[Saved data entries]
--*--

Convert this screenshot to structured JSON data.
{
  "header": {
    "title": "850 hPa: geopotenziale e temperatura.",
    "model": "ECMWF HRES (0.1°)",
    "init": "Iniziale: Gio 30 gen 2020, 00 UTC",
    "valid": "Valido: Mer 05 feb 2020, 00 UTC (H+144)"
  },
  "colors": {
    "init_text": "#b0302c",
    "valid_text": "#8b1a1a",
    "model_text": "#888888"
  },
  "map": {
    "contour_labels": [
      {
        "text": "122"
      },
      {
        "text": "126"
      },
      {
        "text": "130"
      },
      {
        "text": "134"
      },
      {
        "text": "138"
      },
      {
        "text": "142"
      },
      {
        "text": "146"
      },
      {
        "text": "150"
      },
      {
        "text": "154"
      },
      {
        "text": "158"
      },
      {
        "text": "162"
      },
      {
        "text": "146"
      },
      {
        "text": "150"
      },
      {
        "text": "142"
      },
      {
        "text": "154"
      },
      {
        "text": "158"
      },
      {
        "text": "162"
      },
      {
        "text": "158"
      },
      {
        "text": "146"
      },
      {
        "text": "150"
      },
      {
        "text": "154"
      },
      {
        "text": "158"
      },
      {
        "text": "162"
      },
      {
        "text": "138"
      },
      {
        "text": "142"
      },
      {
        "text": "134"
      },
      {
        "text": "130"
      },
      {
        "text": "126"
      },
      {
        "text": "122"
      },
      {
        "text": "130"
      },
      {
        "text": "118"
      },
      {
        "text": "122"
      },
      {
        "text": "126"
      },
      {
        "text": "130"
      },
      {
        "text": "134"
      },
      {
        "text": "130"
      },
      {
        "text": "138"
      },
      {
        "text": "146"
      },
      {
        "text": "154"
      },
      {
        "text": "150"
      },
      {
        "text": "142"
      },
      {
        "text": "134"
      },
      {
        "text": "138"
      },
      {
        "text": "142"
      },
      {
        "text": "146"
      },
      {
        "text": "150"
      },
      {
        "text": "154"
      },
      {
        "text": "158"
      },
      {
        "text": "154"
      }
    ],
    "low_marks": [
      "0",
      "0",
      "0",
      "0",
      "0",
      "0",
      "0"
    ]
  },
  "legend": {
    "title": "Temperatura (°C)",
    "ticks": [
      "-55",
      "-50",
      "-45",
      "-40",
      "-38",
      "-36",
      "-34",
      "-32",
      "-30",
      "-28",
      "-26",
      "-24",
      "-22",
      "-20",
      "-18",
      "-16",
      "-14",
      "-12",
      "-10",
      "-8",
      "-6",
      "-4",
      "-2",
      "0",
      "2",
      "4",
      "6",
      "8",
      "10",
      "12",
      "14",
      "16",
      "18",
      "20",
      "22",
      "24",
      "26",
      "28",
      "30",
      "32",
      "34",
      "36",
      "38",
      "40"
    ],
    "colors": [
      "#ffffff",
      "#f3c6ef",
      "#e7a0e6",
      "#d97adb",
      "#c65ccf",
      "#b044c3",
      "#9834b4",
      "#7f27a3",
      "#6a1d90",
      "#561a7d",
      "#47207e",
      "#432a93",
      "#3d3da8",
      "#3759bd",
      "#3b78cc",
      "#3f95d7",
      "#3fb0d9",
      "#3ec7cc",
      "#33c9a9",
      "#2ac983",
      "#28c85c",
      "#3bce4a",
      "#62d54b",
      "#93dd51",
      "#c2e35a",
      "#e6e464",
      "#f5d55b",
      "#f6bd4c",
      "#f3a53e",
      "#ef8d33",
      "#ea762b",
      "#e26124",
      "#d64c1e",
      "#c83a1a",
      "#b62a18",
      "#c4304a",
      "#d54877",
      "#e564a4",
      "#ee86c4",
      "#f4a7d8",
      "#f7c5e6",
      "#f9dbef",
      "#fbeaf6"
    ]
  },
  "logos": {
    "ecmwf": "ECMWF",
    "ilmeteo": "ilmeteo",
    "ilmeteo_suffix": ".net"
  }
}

--*--

→ Exercise brief
Set down all of the records shown above once more, exactly.

→ Result of this exercise
Convert this screenshot to structured JSON data.
{
  "header": {
    "title": "850 hPa: geopotenziale e temperatura.",
    "model": "ECMWF HRES (0.1°)",
    "init": "Iniziale: Gio 30 gen 2020, 00 UTC",
    "valid": "Valido: Mer 05 feb 2020, 00 UTC (H+144)"
  },
  "colors": {
    "init_text": "#b0302c",
    "valid_text": "#8b1a1a",
    "model_text": "#888888"
  },
  "map": {
    "contour_labels": [
      {
        "text": "122"
      },
      {
        "text": "126"
      },
      {
        "text": "130"
      },
      {
        "text": "134"
      },
      {
        "text": "138"
      },
      {
        "text": "142"
      },
      {
        "text": "146"
      },
      {
        "text": "150"
      },
      {
        "text": "154"
      },
      {
        "text": "158"
      },
      {
        "text": "162"
      },
      {
        "text": "146"
      },
      {
        "text": "150"
      },
      {
        "text": "142"
      },
      {
        "text": "154"
      },
      {
        "text": "158"
      },
      {
        "text": "162"
      },
      {
        "text": "158"
      },
      {
        "text": "146"
      },
      {
        "text": "150"
      },
      {
        "text": "154"
      },
      {
        "text": "158"
      },
      {
        "text": "162"
      },
      {
        "text": "138"
      },
      {
        "text": "142"
      },
      {
        "text": "134"
      },
      {
        "text": "130"
      },
      {
        "text": "126"
      },
      {
        "text": "122"
      },
      {
        "text": "130"
      },
      {
        "text": "118"
      },
      {
        "text": "122"
      },
      {
        "text": "126"
      },
      {
        "text": "130"
      },
      {
        "text": "134"
      },
      {
        "text": "130"
      },
      {
        "text": "138"
      },
      {
        "text": "146"
      },
      {
        "text": "154"
      },
      {
        "text": "150"
      },
      {
        "text": "142"
      },
      {
        "text": "134"
      },
      {
        "text": "138"
      },
      {
        "text": "142"
      },
      {
        "text": "146"
      },
      {
        "text": "150"
      },
      {
        "text": "154"
      },
      {
        "text": "158"
      },
      {
        "text": "154"
      }
    ],
    "low_marks": [
      "0",
      "0",
      "0",
      "0",
      "0",
      "0",
      "0"
    ]
  },
  "legend": {
    "title": "Temperatura (°C)",
    "ticks": [
      "-55",
      "-50",
      "-45",
      "-40",
      "-38",
      "-36",
      "-34",
      "-32",
      "-30",
      "-28",
      "-26",
      "-24",
      "-22",
      "-20",
      "-18",
      "-16",
      "-14",
      "-12",
      "-10",
      "-8",
      "-6",
      "-4",
      "-2",
      "0",
      "2",
      "4",
      "6",
      "8",
      "10",
      "12",
      "14",
      "16",
      "18",
      "20",
      "22",
      "24",
      "26",
      "28",
      "30",
      "32",
      "34",
      "36",
      "38",
      "40"
    ],
    "colors": [
      "#ffffff",
      "#f3c6ef",
      "#e7a0e6",
      "#d97adb",
      "#c65ccf",
      "#b044c3",
      "#9834b4",
      "#7f27a3",
      "#6a1d90",
      "#561a7d",
      "#47207e",
      "#432a93",
      "#3d3da8",
      "#3759bd",
      "#3b78cc",
      "#3f95d7",
      "#3fb0d9",
      "#3ec7cc",
      "#33c9a9",
      "#2ac983",
      "#28c85c",
      "#3bce4a",
      "#62d54b",
      "#93dd51",
      "#c2e35a",
      "#e6e464",
      "#f5d55b",
      "#f6bd4c",
      "#f3a53e",
      "#ef8d33",
      "#ea762b",
      "#e26124",
      "#d64c1e",
      "#c83a1a",
      "#b62a18",
      "#c4304a",
      "#d54877",
      "#e564a4",
      "#ee86c4",
      "#f4a7d8",
      "#f7c5e6",
      "#f9dbef",
      "#fbeaf6"
    ]
  },
  "logos": {
    "ecmwf": "ECMWF",
    "ilmeteo": "ilmeteo",
    "ilmeteo_suffix": ".net"
  }
}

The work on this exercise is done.